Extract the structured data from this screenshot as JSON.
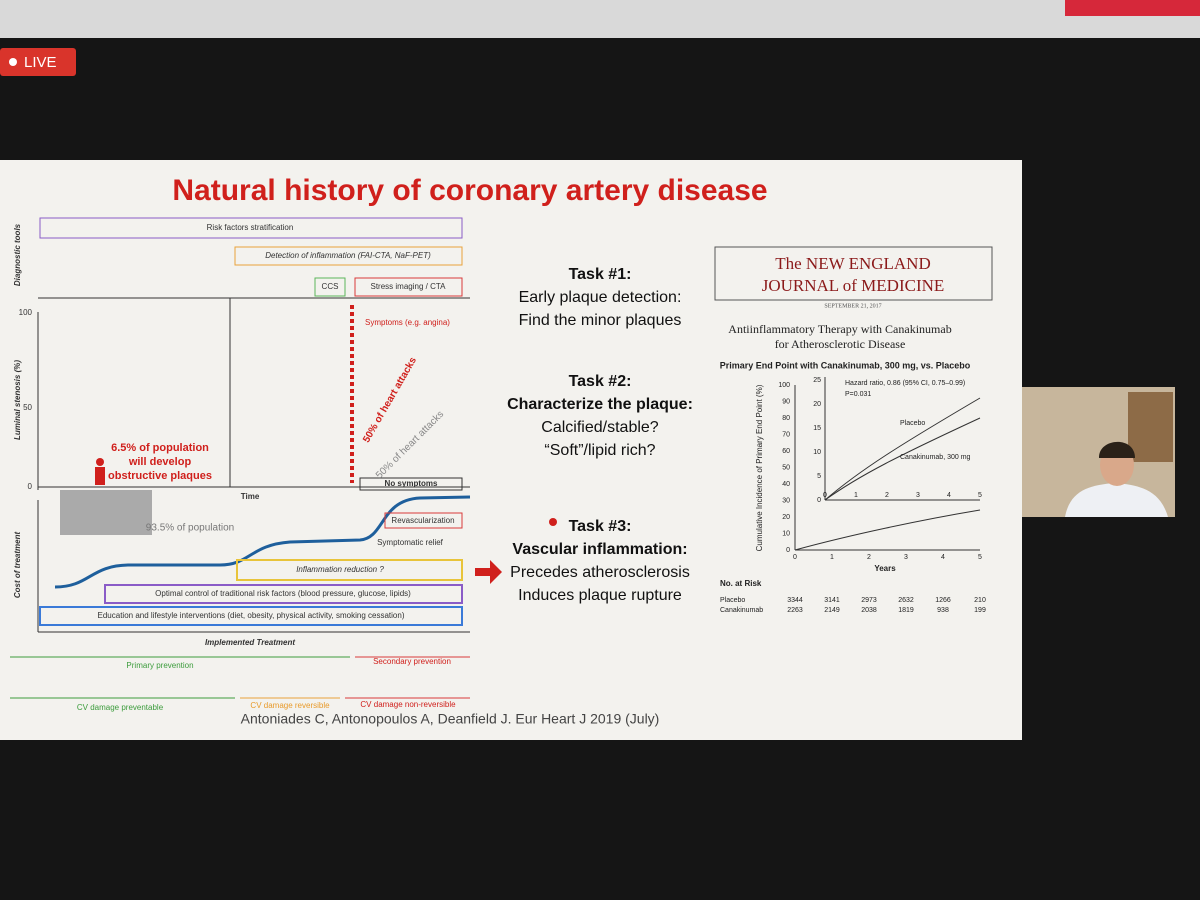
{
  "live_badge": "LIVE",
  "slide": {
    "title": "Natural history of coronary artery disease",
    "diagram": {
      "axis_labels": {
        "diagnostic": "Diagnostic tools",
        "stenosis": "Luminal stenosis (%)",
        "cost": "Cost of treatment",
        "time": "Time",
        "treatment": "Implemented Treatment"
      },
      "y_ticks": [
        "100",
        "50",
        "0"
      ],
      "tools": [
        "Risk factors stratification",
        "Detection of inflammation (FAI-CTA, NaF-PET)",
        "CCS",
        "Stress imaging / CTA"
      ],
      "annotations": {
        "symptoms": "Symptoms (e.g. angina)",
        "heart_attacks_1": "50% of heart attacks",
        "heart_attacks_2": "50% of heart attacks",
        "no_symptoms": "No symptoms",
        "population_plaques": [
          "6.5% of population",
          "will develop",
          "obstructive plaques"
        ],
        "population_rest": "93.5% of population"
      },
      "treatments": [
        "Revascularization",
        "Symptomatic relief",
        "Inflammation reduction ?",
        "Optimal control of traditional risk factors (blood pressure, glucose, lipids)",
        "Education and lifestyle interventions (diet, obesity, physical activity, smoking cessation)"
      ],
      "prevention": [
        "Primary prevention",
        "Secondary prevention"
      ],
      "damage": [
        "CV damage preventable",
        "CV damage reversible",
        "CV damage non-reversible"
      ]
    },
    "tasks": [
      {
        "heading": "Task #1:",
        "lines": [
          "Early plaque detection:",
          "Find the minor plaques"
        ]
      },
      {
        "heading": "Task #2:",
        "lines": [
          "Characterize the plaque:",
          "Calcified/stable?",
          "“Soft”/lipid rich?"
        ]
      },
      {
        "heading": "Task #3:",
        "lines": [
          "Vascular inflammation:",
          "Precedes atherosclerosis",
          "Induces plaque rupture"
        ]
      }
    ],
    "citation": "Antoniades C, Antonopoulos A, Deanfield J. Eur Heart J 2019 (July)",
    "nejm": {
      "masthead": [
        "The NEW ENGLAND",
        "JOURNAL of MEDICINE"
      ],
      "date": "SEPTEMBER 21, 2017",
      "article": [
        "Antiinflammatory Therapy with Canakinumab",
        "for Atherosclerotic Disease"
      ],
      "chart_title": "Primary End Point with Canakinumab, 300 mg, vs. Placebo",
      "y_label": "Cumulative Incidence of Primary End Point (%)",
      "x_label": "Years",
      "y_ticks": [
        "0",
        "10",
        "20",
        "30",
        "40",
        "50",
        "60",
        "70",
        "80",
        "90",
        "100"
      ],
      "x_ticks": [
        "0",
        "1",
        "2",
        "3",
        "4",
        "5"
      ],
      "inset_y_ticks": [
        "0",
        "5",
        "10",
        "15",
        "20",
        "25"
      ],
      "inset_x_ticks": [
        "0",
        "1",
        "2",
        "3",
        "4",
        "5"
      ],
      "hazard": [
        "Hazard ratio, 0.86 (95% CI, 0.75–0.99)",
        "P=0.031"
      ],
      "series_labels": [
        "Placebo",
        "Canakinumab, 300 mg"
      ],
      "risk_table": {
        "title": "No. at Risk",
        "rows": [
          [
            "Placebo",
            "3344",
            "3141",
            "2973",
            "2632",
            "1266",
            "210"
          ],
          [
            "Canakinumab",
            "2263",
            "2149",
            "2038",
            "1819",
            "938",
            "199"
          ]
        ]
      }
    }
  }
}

::::::::

▸ **REQUIREMENT**:
Track down every line holding the string "with" and copy it.

▸ **ANSWER FOR THIS EXERCISE**:
        "Antiinflammatory Therapy with Canakinumab",
      "chart_title": "Primary End Point with Canakinumab, 300 mg, vs. Placebo",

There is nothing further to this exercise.